— PROBLEM DESCRIPTION —
Find every line with the string "Realtek" in it, count them, and reply with that count only.

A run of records
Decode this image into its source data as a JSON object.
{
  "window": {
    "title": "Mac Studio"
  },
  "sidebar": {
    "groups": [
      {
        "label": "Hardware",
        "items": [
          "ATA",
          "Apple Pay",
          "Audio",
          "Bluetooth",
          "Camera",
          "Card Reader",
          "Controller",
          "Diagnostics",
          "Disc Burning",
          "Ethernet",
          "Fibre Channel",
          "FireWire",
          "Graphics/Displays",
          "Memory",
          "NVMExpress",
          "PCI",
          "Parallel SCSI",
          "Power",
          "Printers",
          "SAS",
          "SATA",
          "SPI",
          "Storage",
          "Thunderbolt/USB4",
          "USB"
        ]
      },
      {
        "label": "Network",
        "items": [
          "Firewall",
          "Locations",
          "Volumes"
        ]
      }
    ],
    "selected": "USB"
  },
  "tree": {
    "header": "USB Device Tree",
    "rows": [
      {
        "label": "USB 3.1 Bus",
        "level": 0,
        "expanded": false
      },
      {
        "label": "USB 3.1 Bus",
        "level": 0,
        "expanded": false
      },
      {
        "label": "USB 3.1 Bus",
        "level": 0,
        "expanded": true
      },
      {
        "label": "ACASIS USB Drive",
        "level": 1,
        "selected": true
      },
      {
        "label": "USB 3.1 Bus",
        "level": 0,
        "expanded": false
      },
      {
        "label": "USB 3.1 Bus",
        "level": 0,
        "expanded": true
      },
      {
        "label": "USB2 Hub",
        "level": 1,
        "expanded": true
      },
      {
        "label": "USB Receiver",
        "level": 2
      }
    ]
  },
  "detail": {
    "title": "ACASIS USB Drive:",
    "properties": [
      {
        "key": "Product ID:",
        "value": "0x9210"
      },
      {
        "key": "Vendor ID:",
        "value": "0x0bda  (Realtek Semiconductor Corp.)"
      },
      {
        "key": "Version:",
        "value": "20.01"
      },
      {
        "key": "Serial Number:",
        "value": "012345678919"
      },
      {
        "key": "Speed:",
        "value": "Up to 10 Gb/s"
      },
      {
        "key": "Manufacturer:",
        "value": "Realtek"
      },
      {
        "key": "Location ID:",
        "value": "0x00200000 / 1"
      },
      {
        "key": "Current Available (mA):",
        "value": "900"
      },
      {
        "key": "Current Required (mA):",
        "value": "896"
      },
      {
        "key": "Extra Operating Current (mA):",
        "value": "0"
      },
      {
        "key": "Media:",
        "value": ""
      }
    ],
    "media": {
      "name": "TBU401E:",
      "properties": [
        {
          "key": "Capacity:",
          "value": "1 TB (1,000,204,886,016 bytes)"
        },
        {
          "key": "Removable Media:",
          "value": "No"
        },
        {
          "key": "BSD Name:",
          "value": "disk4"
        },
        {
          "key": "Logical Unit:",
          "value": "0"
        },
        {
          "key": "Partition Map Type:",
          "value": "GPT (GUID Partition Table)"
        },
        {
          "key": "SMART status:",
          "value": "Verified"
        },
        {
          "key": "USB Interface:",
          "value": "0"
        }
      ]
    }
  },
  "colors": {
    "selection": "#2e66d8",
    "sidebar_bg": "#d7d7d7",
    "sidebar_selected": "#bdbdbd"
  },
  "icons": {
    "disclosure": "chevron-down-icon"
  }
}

— RESULT FOR THIS EXERCISE —
2